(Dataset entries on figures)
□ □ □ □ □
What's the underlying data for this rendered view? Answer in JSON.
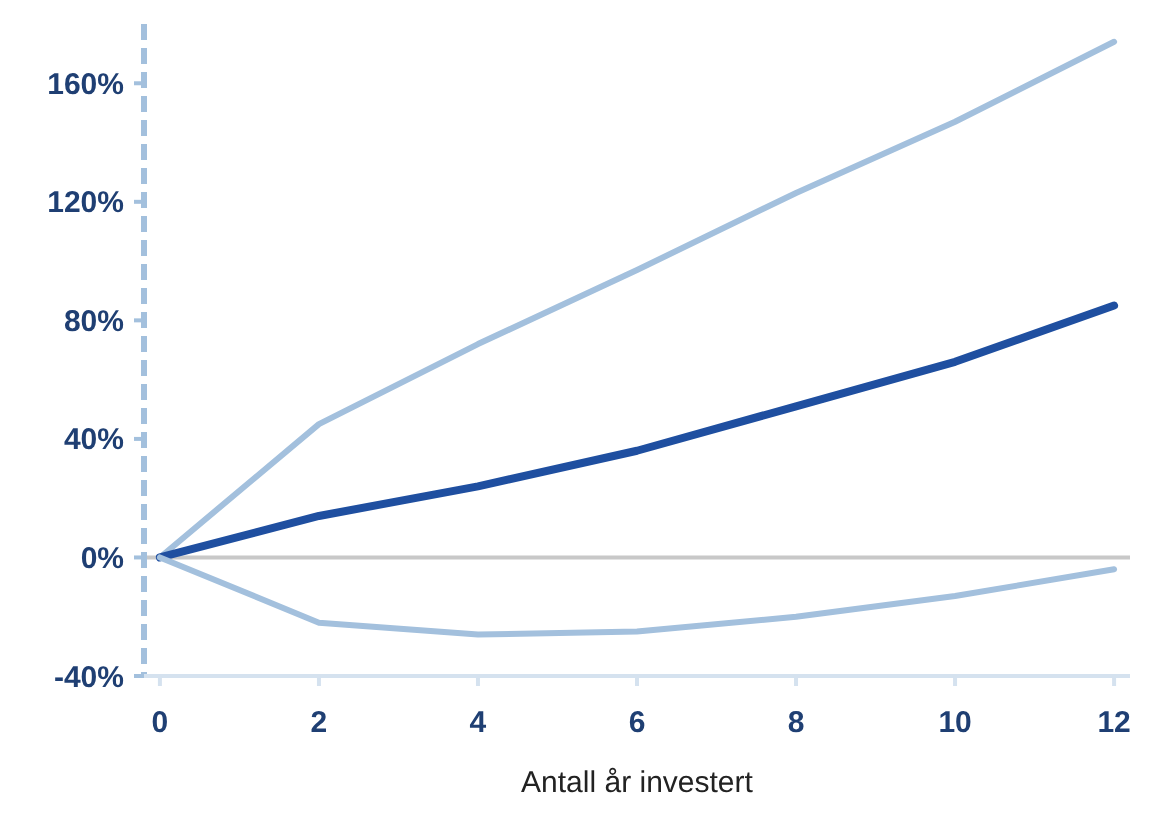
{
  "chart_data": {
    "type": "line",
    "xlabel": "Antall år investert",
    "x": [
      0,
      2,
      4,
      6,
      8,
      10,
      12
    ],
    "series": [
      {
        "color": "#a3c0dd",
        "values": [
          0,
          45,
          72,
          97,
          123,
          147,
          174
        ]
      },
      {
        "color": "#1f4fa0",
        "values": [
          0,
          14,
          24,
          36,
          51,
          66,
          85
        ]
      },
      {
        "color": "#a3c0dd",
        "values": [
          0,
          -22,
          -26,
          -25,
          -20,
          -13,
          -4
        ]
      }
    ],
    "xlim": [
      -0.2,
      12.2
    ],
    "ylim": [
      -40,
      180
    ],
    "xticks": [
      0,
      2,
      4,
      6,
      8,
      10,
      12
    ],
    "yticks": [
      {
        "value": -40,
        "label": "-40%"
      },
      {
        "value": 0,
        "label": "0%"
      },
      {
        "value": 40,
        "label": "40%"
      },
      {
        "value": 80,
        "label": "80%"
      },
      {
        "value": 120,
        "label": "120%"
      },
      {
        "value": 160,
        "label": "160%"
      }
    ],
    "ref_lines": [
      {
        "axis": "y",
        "value": 0,
        "color": "#c8c8c8"
      }
    ],
    "marker": "none",
    "line_style": "solid"
  }
}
□ □ □ □ □
Written task
Filter lines by "color" and return each hit.

The output
        "color": "#a3c0dd",
        "color": "#1f4fa0",
        "color": "#a3c0dd",
        "color": "#c8c8c8"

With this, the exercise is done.